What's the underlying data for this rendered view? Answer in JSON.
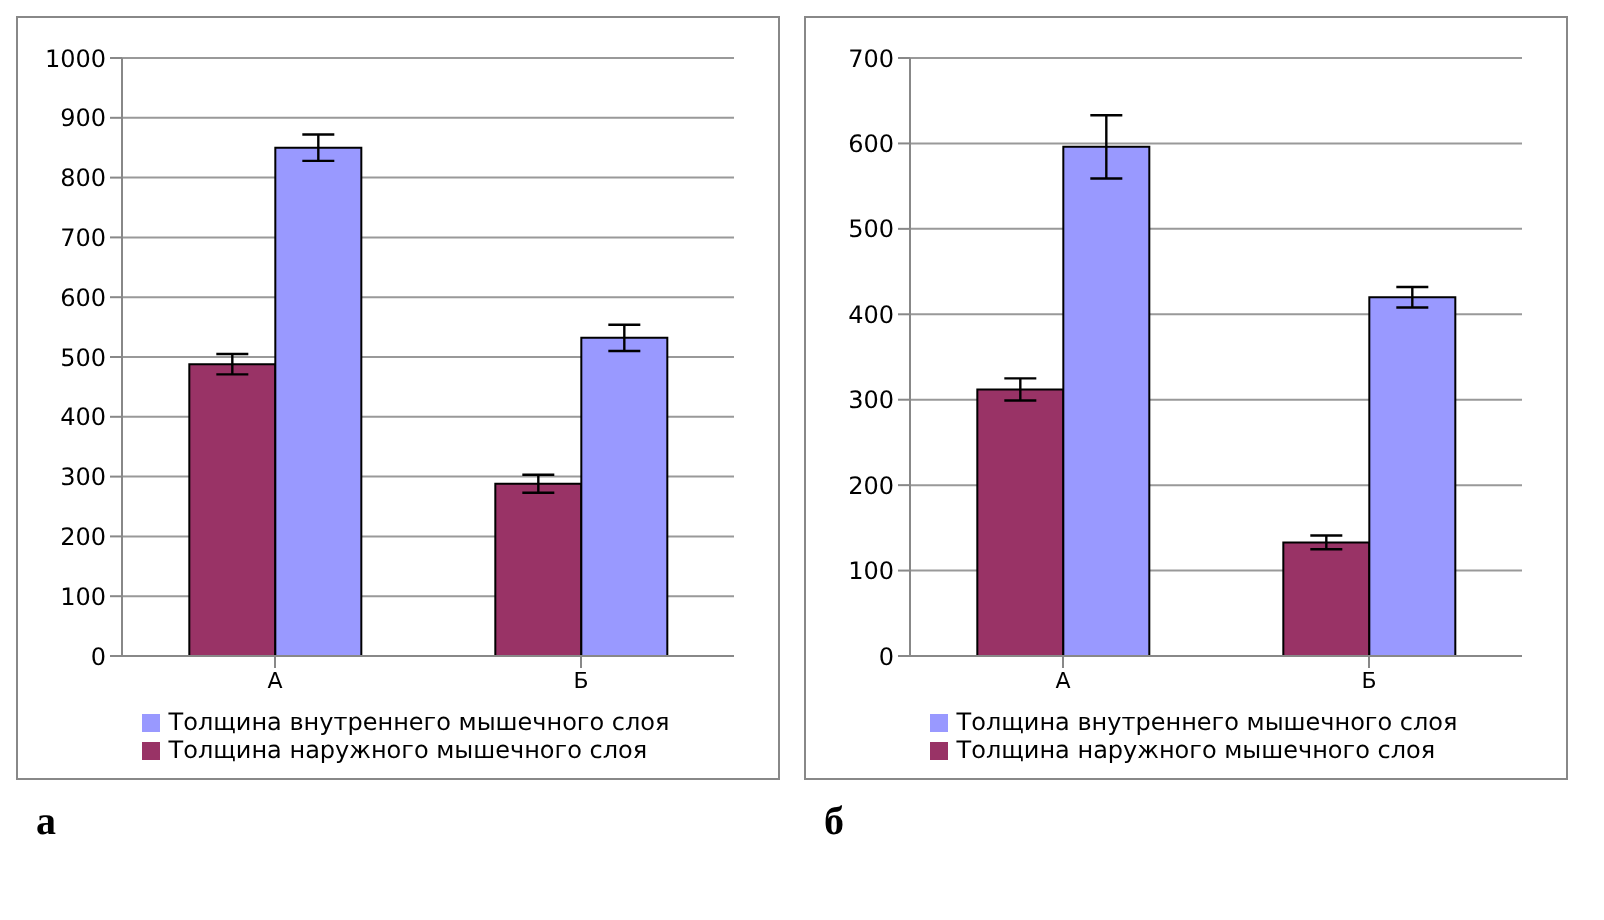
{
  "chart_data": [
    {
      "type": "bar",
      "categories": [
        "А",
        "Б"
      ],
      "series": [
        {
          "name": "Толщина наружного мышечного слоя",
          "color": "#993366",
          "values": [
            488,
            288
          ],
          "errors": [
            17,
            15
          ]
        },
        {
          "name": "Толщина внутреннего мышечного слоя",
          "color": "#9999ff",
          "values": [
            850,
            532
          ],
          "errors": [
            22,
            22
          ]
        }
      ],
      "ylim": [
        0,
        1000
      ],
      "yticks": [
        0,
        100,
        200,
        300,
        400,
        500,
        600,
        700,
        800,
        900,
        1000
      ],
      "grid": "y",
      "legend": "bottom",
      "annotations": [
        "а"
      ]
    },
    {
      "type": "bar",
      "categories": [
        "А",
        "Б"
      ],
      "series": [
        {
          "name": "Толщина наружного мышечного слоя",
          "color": "#993366",
          "values": [
            312,
            133
          ],
          "errors": [
            13,
            8
          ]
        },
        {
          "name": "Толщина внутреннего мышечного слоя",
          "color": "#9999ff",
          "values": [
            596,
            420
          ],
          "errors": [
            37,
            12
          ]
        }
      ],
      "ylim": [
        0,
        700
      ],
      "yticks": [
        0,
        100,
        200,
        300,
        400,
        500,
        600,
        700
      ],
      "grid": "y",
      "legend": "bottom",
      "annotations": [
        "б"
      ]
    }
  ]
}
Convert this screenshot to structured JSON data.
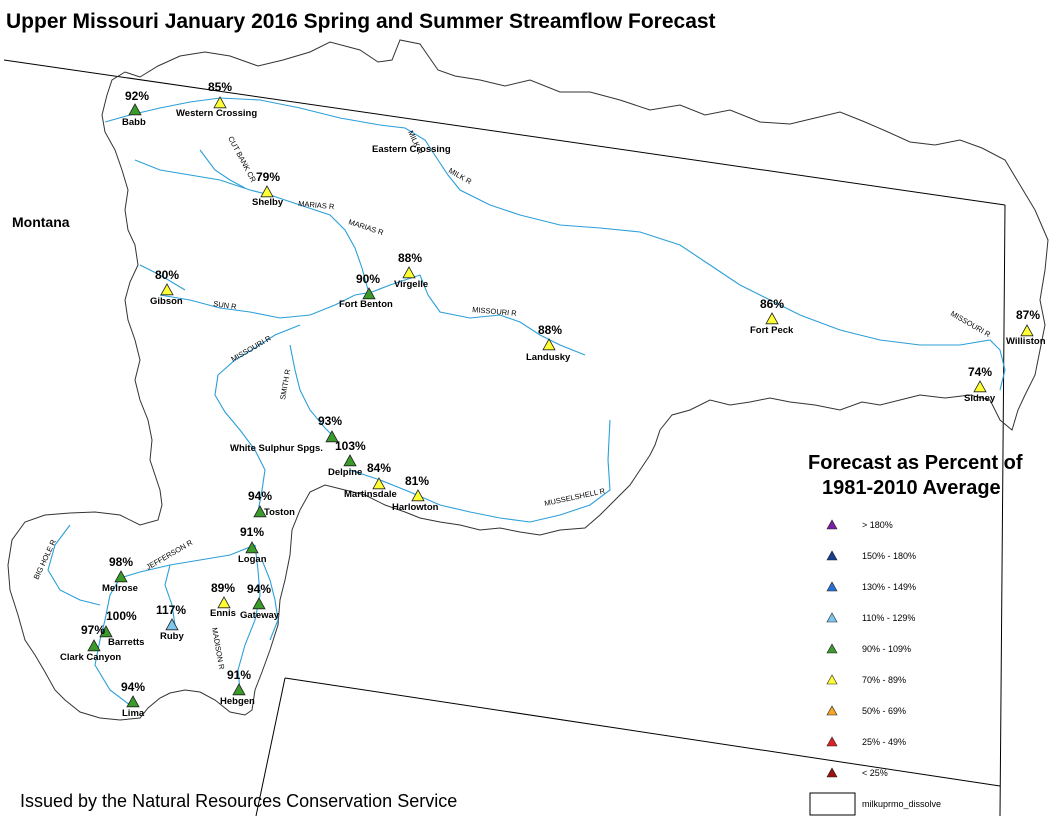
{
  "title": "Upper Missouri January 2016 Spring and Summer Streamflow Forecast",
  "footer": "Issued by the Natural Resources Conservation Service",
  "state_label": "Montana",
  "legend": {
    "title_line1": "Forecast as Percent of",
    "title_line2": "1981-2010 Average",
    "items": [
      {
        "label": "> 180%",
        "color": "#7b1fa2"
      },
      {
        "label": "150% - 180%",
        "color": "#1a3d8f"
      },
      {
        "label": "130% - 149%",
        "color": "#2a6fd6"
      },
      {
        "label": "110% - 129%",
        "color": "#7ec8f0"
      },
      {
        "label": "90% - 109%",
        "color": "#3a9a2a"
      },
      {
        "label": "70% - 89%",
        "color": "#ffff33"
      },
      {
        "label": "50% - 69%",
        "color": "#f5a623"
      },
      {
        "label": "25% - 49%",
        "color": "#e02020"
      },
      {
        "label": "< 25%",
        "color": "#9b1010"
      }
    ],
    "boundary_label": "milkuprmo_dissolve"
  },
  "stations": [
    {
      "name": "Babb",
      "pct": "92%",
      "color": "#3a9a2a"
    },
    {
      "name": "Western Crossing",
      "pct": "85%",
      "color": "#ffff33"
    },
    {
      "name": "Eastern Crossing",
      "pct": "",
      "color": ""
    },
    {
      "name": "Shelby",
      "pct": "79%",
      "color": "#ffff33"
    },
    {
      "name": "Gibson",
      "pct": "80%",
      "color": "#ffff33"
    },
    {
      "name": "Fort Benton",
      "pct": "90%",
      "color": "#3a9a2a"
    },
    {
      "name": "Virgelle",
      "pct": "88%",
      "color": "#ffff33"
    },
    {
      "name": "Landusky",
      "pct": "88%",
      "color": "#ffff33"
    },
    {
      "name": "Fort Peck",
      "pct": "86%",
      "color": "#ffff33"
    },
    {
      "name": "Williston",
      "pct": "87%",
      "color": "#ffff33"
    },
    {
      "name": "Sidney",
      "pct": "74%",
      "color": "#ffff33"
    },
    {
      "name": "White Sulphur Spgs.",
      "pct": "93%",
      "color": "#3a9a2a"
    },
    {
      "name": "Delpine",
      "pct": "103%",
      "color": "#3a9a2a"
    },
    {
      "name": "Martinsdale",
      "pct": "84%",
      "color": "#ffff33"
    },
    {
      "name": "Harlowton",
      "pct": "81%",
      "color": "#ffff33"
    },
    {
      "name": "Toston",
      "pct": "94%",
      "color": "#3a9a2a"
    },
    {
      "name": "Logan",
      "pct": "91%",
      "color": "#3a9a2a"
    },
    {
      "name": "Melrose",
      "pct": "98%",
      "color": "#3a9a2a"
    },
    {
      "name": "Ennis",
      "pct": "89%",
      "color": "#ffff33"
    },
    {
      "name": "Gateway",
      "pct": "94%",
      "color": "#3a9a2a"
    },
    {
      "name": "Barretts",
      "pct": "100%",
      "color": "#3a9a2a"
    },
    {
      "name": "Ruby",
      "pct": "117%",
      "color": "#7ec8f0"
    },
    {
      "name": "Clark Canyon",
      "pct": "97%",
      "color": "#3a9a2a"
    },
    {
      "name": "Lima",
      "pct": "94%",
      "color": "#3a9a2a"
    },
    {
      "name": "Hebgen",
      "pct": "91%",
      "color": "#3a9a2a"
    }
  ],
  "rivers": [
    {
      "label": "CUT BANK CR"
    },
    {
      "label": "MARIAS R"
    },
    {
      "label": "MARIAS R"
    },
    {
      "label": "MILK R"
    },
    {
      "label": "MILK R"
    },
    {
      "label": "SUN R"
    },
    {
      "label": "MISSOURI R"
    },
    {
      "label": "MISSOURI R"
    },
    {
      "label": "SMITH R"
    },
    {
      "label": "MISSOURI R"
    },
    {
      "label": "MUSSELSHELL R"
    },
    {
      "label": "JEFFERSON R"
    },
    {
      "label": "BIG HOLE R"
    },
    {
      "label": "MADISON R"
    }
  ]
}
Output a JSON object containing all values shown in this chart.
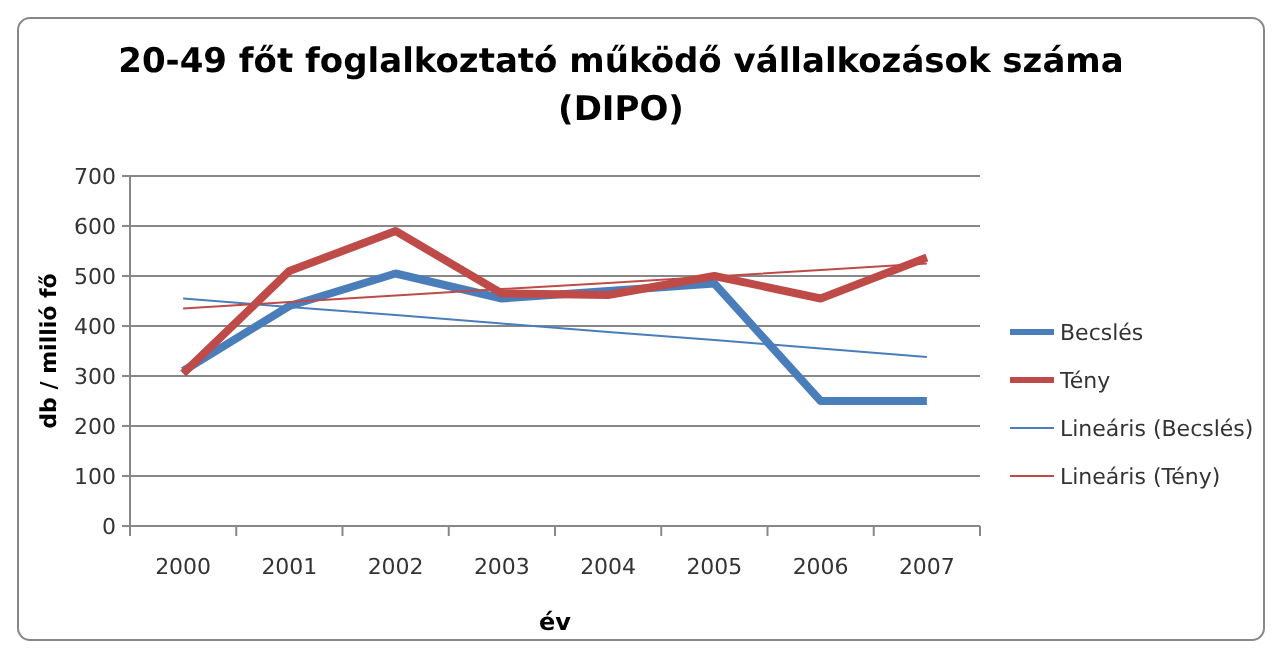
{
  "chart_data": {
    "type": "line",
    "title": "20-49 főt foglalkoztató  működő  vállalkozások  száma (DIPO)",
    "xlabel": "év",
    "ylabel": "db / millió fő",
    "categories": [
      "2000",
      "2001",
      "2002",
      "2003",
      "2004",
      "2005",
      "2006",
      "2007"
    ],
    "series": [
      {
        "name": "Becslés",
        "color": "#4a7ebb",
        "values": [
          310,
          440,
          505,
          455,
          470,
          485,
          250,
          250
        ]
      },
      {
        "name": "Tény",
        "color": "#be4b48",
        "values": [
          305,
          510,
          590,
          465,
          462,
          500,
          455,
          537
        ]
      },
      {
        "name": "Lineáris (Becslés)",
        "color": "#4a7ebb",
        "values": [
          455,
          438,
          422,
          405,
          388,
          372,
          355,
          338
        ]
      },
      {
        "name": "Lineáris (Tény)",
        "color": "#be4b48",
        "values": [
          435,
          448,
          461,
          474,
          486,
          499,
          512,
          525
        ]
      }
    ],
    "ylim": [
      0,
      700
    ],
    "yticks": [
      0,
      100,
      200,
      300,
      400,
      500,
      600,
      700
    ],
    "grid": "y",
    "legend": "right",
    "marker": "none",
    "line_style": "solid"
  }
}
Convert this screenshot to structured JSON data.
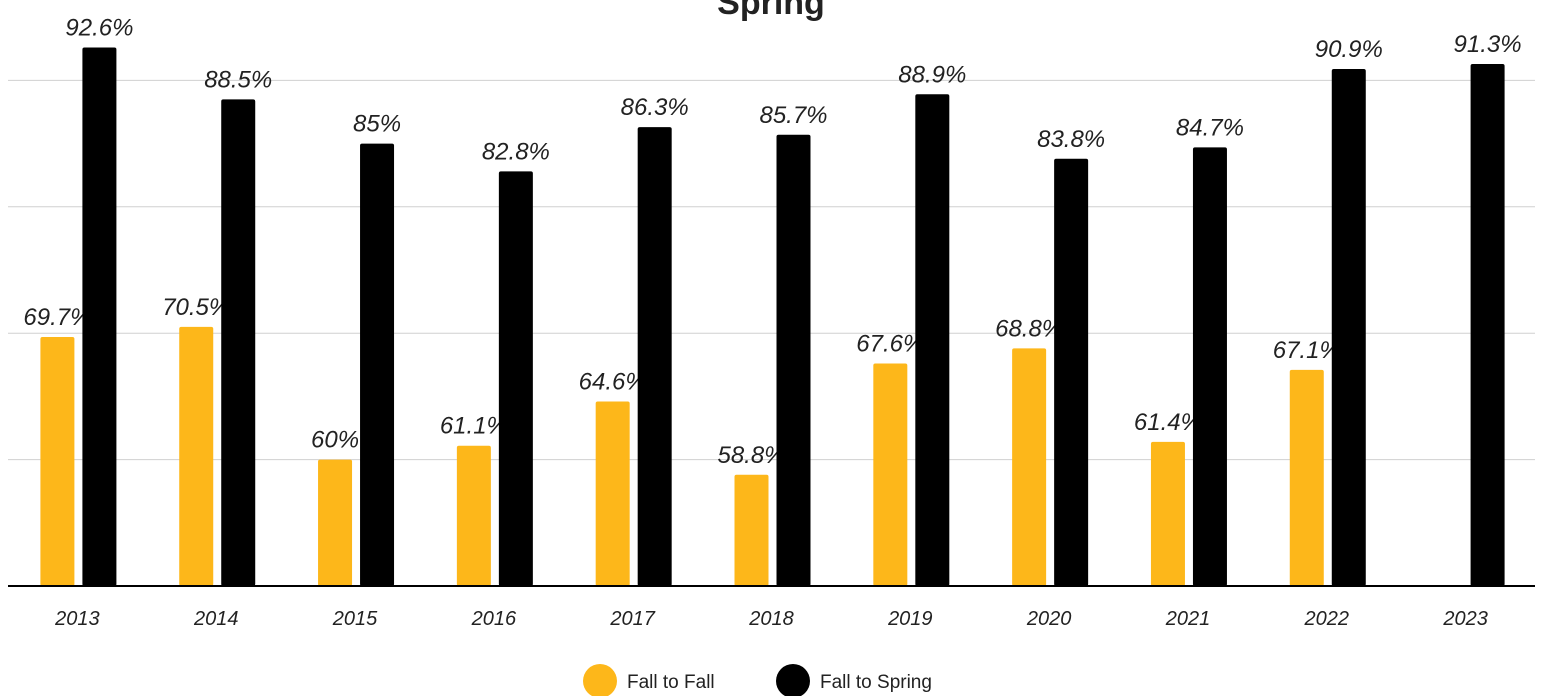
{
  "chart_data": {
    "type": "bar",
    "title": "Spring",
    "categories": [
      "2013",
      "2014",
      "2015",
      "2016",
      "2017",
      "2018",
      "2019",
      "2020",
      "2021",
      "2022",
      "2023"
    ],
    "series": [
      {
        "name": "Fall to Fall",
        "color": "#FDB71A",
        "values": [
          69.7,
          70.5,
          60,
          61.1,
          64.6,
          58.8,
          67.6,
          68.8,
          61.4,
          67.1,
          null
        ],
        "value_labels": [
          "69.7%",
          "70.5%",
          "60%",
          "61.1%",
          "64.6%",
          "58.8%",
          "67.6%",
          "68.8%",
          "61.4%",
          "67.1%",
          null
        ]
      },
      {
        "name": "Fall to Spring",
        "color": "#000000",
        "values": [
          92.6,
          88.5,
          85,
          82.8,
          86.3,
          85.7,
          88.9,
          83.8,
          84.7,
          90.9,
          91.3
        ],
        "value_labels": [
          "92.6%",
          "88.5%",
          "85%",
          "82.8%",
          "86.3%",
          "85.7%",
          "88.9%",
          "83.8%",
          "84.7%",
          "90.9%",
          "91.3%"
        ]
      }
    ],
    "ylim": [
      50,
      100
    ],
    "yticks": [
      50,
      60,
      70,
      80,
      90
    ],
    "grid": true
  }
}
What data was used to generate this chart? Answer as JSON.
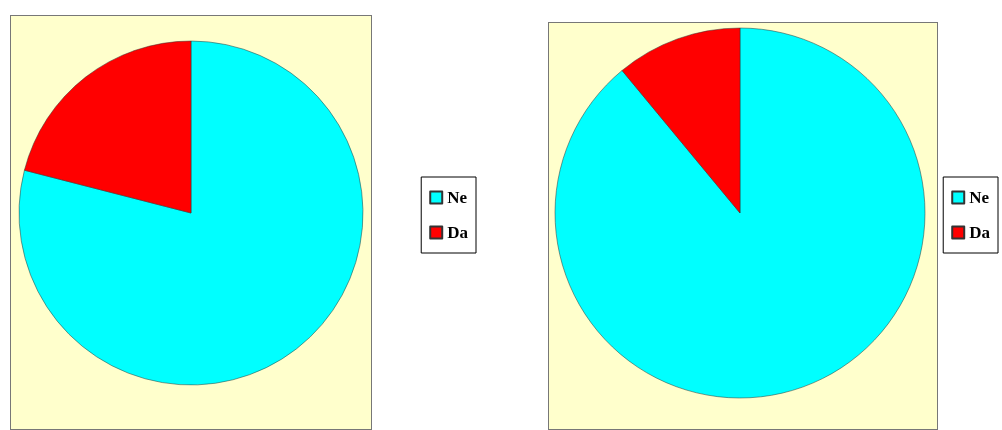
{
  "chart_data": [
    {
      "type": "pie",
      "categories": [
        "Ne",
        "Da"
      ],
      "values": [
        79,
        21
      ],
      "colors": [
        "#00ffff",
        "#ff0000"
      ],
      "legend": "right"
    },
    {
      "type": "pie",
      "categories": [
        "Ne",
        "Da"
      ],
      "values": [
        89,
        11
      ],
      "colors": [
        "#00ffff",
        "#ff0000"
      ],
      "legend": "right"
    }
  ]
}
........
What the task requires -> Pull out all lines from the entries above in which the word "Spring" appears.

Completed exercise ->
  "title": "Upper Missouri January 2016 Spring and Summer Streamflow Forecast",
    "title": "Spring",
        "name": "Fall to Spring",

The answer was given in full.